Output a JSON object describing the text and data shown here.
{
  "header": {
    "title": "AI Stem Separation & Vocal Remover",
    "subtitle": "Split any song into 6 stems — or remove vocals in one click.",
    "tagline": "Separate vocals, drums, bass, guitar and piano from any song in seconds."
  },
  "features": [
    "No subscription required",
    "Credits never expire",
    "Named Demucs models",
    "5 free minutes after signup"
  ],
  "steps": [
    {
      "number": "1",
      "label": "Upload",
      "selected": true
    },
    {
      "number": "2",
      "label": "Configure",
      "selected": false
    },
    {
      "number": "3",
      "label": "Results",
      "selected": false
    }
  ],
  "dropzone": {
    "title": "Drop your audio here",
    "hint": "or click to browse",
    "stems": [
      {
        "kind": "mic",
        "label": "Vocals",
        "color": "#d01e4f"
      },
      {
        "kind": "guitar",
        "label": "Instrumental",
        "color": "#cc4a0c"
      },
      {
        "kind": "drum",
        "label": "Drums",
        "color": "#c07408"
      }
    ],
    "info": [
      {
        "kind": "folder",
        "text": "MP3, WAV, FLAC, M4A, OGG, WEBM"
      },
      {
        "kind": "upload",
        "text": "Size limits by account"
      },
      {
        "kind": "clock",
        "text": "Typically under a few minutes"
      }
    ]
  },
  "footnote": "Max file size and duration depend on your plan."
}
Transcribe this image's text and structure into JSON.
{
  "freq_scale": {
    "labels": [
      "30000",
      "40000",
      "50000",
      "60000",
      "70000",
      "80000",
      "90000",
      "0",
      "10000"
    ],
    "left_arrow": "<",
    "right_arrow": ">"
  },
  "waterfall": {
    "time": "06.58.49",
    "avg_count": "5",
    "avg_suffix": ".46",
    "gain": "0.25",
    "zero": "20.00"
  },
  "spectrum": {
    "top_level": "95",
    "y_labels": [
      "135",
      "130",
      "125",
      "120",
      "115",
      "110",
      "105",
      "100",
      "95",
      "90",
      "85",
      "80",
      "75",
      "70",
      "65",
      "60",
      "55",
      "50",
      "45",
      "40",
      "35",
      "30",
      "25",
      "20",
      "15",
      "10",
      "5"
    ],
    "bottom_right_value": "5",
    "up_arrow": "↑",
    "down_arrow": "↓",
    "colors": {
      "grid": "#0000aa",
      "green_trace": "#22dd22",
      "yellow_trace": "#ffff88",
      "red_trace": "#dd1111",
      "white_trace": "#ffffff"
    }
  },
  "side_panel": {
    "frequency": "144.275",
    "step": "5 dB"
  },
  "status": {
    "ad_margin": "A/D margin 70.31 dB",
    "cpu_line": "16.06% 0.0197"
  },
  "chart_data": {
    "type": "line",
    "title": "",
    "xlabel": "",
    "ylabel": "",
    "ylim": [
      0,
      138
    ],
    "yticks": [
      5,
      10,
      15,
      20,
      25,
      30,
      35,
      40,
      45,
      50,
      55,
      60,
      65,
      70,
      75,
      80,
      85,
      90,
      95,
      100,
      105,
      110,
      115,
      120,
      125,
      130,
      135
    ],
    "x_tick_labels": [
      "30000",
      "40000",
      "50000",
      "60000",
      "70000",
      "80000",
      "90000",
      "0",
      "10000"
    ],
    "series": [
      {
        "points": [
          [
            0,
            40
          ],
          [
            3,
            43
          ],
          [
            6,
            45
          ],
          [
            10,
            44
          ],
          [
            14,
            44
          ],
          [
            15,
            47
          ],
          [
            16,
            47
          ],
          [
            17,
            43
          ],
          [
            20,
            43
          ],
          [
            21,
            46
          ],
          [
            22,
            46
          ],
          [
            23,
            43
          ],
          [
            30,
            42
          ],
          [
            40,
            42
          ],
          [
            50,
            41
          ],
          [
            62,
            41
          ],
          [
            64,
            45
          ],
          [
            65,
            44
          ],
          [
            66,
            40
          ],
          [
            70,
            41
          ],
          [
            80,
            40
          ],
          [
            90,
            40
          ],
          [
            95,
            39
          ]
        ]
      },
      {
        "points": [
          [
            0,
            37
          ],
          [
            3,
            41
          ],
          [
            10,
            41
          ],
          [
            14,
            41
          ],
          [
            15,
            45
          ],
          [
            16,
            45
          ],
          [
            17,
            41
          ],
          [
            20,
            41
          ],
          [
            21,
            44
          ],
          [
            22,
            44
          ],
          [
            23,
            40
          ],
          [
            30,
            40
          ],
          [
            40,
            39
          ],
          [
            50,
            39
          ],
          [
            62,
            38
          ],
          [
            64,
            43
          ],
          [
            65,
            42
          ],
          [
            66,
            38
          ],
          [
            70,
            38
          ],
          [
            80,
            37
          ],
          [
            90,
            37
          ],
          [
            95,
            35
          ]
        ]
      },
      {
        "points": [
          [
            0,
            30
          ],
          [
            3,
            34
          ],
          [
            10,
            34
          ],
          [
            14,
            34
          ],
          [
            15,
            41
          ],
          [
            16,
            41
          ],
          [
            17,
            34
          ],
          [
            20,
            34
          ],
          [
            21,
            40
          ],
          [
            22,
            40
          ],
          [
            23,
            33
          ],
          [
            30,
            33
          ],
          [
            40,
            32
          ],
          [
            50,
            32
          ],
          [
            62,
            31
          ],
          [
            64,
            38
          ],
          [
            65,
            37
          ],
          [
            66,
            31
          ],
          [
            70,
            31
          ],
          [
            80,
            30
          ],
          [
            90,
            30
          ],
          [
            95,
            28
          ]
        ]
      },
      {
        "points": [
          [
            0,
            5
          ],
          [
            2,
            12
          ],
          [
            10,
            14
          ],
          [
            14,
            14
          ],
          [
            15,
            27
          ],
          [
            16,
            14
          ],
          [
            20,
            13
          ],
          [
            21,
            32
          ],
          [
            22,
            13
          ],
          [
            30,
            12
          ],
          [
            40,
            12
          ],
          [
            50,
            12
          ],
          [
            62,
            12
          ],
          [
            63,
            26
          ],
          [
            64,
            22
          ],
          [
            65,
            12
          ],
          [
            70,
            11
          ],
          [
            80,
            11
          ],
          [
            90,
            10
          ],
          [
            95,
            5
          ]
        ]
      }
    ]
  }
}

= GIVEN EXERCISE =
Write out all records exactly, keeping every detail.

= IN RESPONSE =
Output a JSON object describing the text and data shown here.
{
  "header": {
    "title": "AI Stem Separation & Vocal Remover",
    "subtitle": "Split any song into 6 stems — or remove vocals in one click.",
    "tagline": "Separate vocals, drums, bass, guitar and piano from any song in seconds."
  },
  "features": [
    "No subscription required",
    "Credits never expire",
    "Named Demucs models",
    "5 free minutes after signup"
  ],
  "steps": [
    {
      "number": "1",
      "label": "Upload",
      "selected": true
    },
    {
      "number": "2",
      "label": "Configure",
      "selected": false
    },
    {
      "number": "3",
      "label": "Results",
      "selected": false
    }
  ],
  "dropzone": {
    "title": "Drop your audio here",
    "hint": "or click to browse",
    "stems": [
      {
        "kind": "mic",
        "label": "Vocals",
        "color": "#d01e4f"
      },
      {
        "kind": "guitar",
        "label": "Instrumental",
        "color": "#cc4a0c"
      },
      {
        "kind": "drum",
        "label": "Drums",
        "color": "#c07408"
      }
    ],
    "info": [
      {
        "kind": "folder",
        "text": "MP3, WAV, FLAC, M4A, OGG, WEBM"
      },
      {
        "kind": "upload",
        "text": "Size limits by account"
      },
      {
        "kind": "clock",
        "text": "Typically under a few minutes"
      }
    ]
  },
  "footnote": "Max file size and duration depend on your plan."
}
Transcribe this image's text and structure into JSON.
{
  "freq_scale": {
    "labels": [
      "30000",
      "40000",
      "50000",
      "60000",
      "70000",
      "80000",
      "90000",
      "0",
      "10000"
    ],
    "left_arrow": "<",
    "right_arrow": ">"
  },
  "waterfall": {
    "time": "06.58.49",
    "avg_count": "5",
    "avg_suffix": ".46",
    "gain": "0.25",
    "zero": "20.00"
  },
  "spectrum": {
    "top_level": "95",
    "y_labels": [
      "135",
      "130",
      "125",
      "120",
      "115",
      "110",
      "105",
      "100",
      "95",
      "90",
      "85",
      "80",
      "75",
      "70",
      "65",
      "60",
      "55",
      "50",
      "45",
      "40",
      "35",
      "30",
      "25",
      "20",
      "15",
      "10",
      "5"
    ],
    "bottom_right_value": "5",
    "up_arrow": "↑",
    "down_arrow": "↓",
    "colors": {
      "grid": "#0000aa",
      "green_trace": "#22dd22",
      "yellow_trace": "#ffff88",
      "red_trace": "#dd1111",
      "white_trace": "#ffffff"
    }
  },
  "side_panel": {
    "frequency": "144.275",
    "step": "5 dB"
  },
  "status": {
    "ad_margin": "A/D margin 70.31 dB",
    "cpu_line": "16.06% 0.0197"
  },
  "chart_data": {
    "type": "line",
    "title": "",
    "xlabel": "",
    "ylabel": "",
    "ylim": [
      0,
      138
    ],
    "yticks": [
      5,
      10,
      15,
      20,
      25,
      30,
      35,
      40,
      45,
      50,
      55,
      60,
      65,
      70,
      75,
      80,
      85,
      90,
      95,
      100,
      105,
      110,
      115,
      120,
      125,
      130,
      135
    ],
    "x_tick_labels": [
      "30000",
      "40000",
      "50000",
      "60000",
      "70000",
      "80000",
      "90000",
      "0",
      "10000"
    ],
    "series": [
      {
        "points": [
          [
            0,
            40
          ],
          [
            3,
            43
          ],
          [
            6,
            45
          ],
          [
            10,
            44
          ],
          [
            14,
            44
          ],
          [
            15,
            47
          ],
          [
            16,
            47
          ],
          [
            17,
            43
          ],
          [
            20,
            43
          ],
          [
            21,
            46
          ],
          [
            22,
            46
          ],
          [
            23,
            43
          ],
          [
            30,
            42
          ],
          [
            40,
            42
          ],
          [
            50,
            41
          ],
          [
            62,
            41
          ],
          [
            64,
            45
          ],
          [
            65,
            44
          ],
          [
            66,
            40
          ],
          [
            70,
            41
          ],
          [
            80,
            40
          ],
          [
            90,
            40
          ],
          [
            95,
            39
          ]
        ]
      },
      {
        "points": [
          [
            0,
            37
          ],
          [
            3,
            41
          ],
          [
            10,
            41
          ],
          [
            14,
            41
          ],
          [
            15,
            45
          ],
          [
            16,
            45
          ],
          [
            17,
            41
          ],
          [
            20,
            41
          ],
          [
            21,
            44
          ],
          [
            22,
            44
          ],
          [
            23,
            40
          ],
          [
            30,
            40
          ],
          [
            40,
            39
          ],
          [
            50,
            39
          ],
          [
            62,
            38
          ],
          [
            64,
            43
          ],
          [
            65,
            42
          ],
          [
            66,
            38
          ],
          [
            70,
            38
          ],
          [
            80,
            37
          ],
          [
            90,
            37
          ],
          [
            95,
            35
          ]
        ]
      },
      {
        "points": [
          [
            0,
            30
          ],
          [
            3,
            34
          ],
          [
            10,
            34
          ],
          [
            14,
            34
          ],
          [
            15,
            41
          ],
          [
            16,
            41
          ],
          [
            17,
            34
          ],
          [
            20,
            34
          ],
          [
            21,
            40
          ],
          [
            22,
            40
          ],
          [
            23,
            33
          ],
          [
            30,
            33
          ],
          [
            40,
            32
          ],
          [
            50,
            32
          ],
          [
            62,
            31
          ],
          [
            64,
            38
          ],
          [
            65,
            37
          ],
          [
            66,
            31
          ],
          [
            70,
            31
          ],
          [
            80,
            30
          ],
          [
            90,
            30
          ],
          [
            95,
            28
          ]
        ]
      },
      {
        "points": [
          [
            0,
            5
          ],
          [
            2,
            12
          ],
          [
            10,
            14
          ],
          [
            14,
            14
          ],
          [
            15,
            27
          ],
          [
            16,
            14
          ],
          [
            20,
            13
          ],
          [
            21,
            32
          ],
          [
            22,
            13
          ],
          [
            30,
            12
          ],
          [
            40,
            12
          ],
          [
            50,
            12
          ],
          [
            62,
            12
          ],
          [
            63,
            26
          ],
          [
            64,
            22
          ],
          [
            65,
            12
          ],
          [
            70,
            11
          ],
          [
            80,
            11
          ],
          [
            90,
            10
          ],
          [
            95,
            5
          ]
        ]
      }
    ]
  }
}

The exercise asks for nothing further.